Collected data:
>> begin

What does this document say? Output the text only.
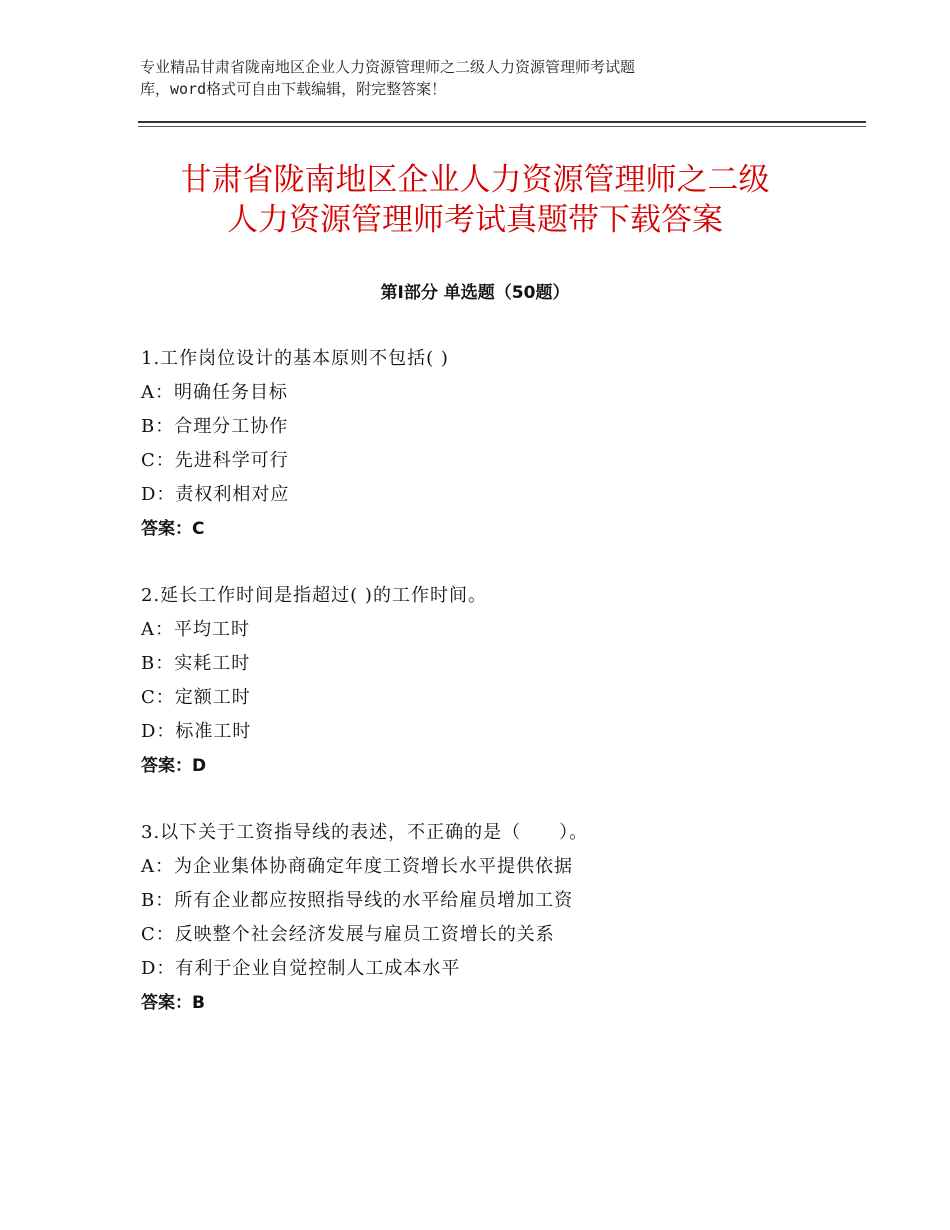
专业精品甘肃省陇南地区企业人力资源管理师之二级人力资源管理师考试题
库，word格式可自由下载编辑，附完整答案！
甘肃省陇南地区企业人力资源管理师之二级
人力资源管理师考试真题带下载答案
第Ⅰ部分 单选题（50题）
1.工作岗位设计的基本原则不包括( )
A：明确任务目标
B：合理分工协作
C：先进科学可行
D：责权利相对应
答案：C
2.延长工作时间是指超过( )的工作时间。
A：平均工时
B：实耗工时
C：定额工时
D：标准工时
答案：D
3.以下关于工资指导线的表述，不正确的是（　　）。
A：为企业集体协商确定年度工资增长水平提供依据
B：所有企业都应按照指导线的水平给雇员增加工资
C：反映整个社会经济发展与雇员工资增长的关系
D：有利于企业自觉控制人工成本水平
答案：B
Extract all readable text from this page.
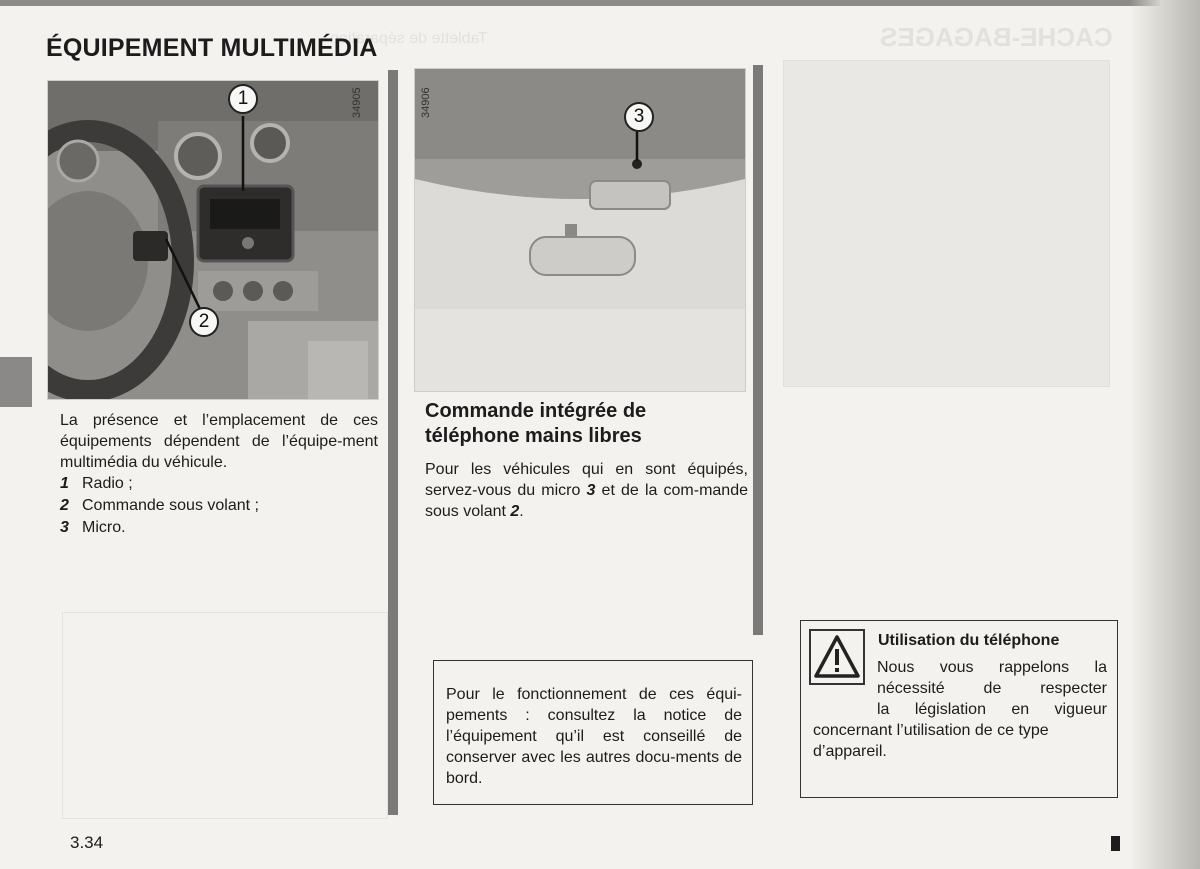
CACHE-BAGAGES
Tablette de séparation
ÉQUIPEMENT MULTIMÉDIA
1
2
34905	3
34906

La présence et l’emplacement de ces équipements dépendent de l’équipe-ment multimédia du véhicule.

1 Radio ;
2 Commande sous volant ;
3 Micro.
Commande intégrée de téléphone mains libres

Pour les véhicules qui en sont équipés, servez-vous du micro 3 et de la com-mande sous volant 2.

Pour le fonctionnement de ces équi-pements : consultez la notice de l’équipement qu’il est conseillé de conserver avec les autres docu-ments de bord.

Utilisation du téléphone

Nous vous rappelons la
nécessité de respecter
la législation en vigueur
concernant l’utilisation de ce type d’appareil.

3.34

>> end

Read the lines above. Gather those in which the string "this" is found.

= Solution =
What does this document say? Output the text only.
Extract all readable text from this page.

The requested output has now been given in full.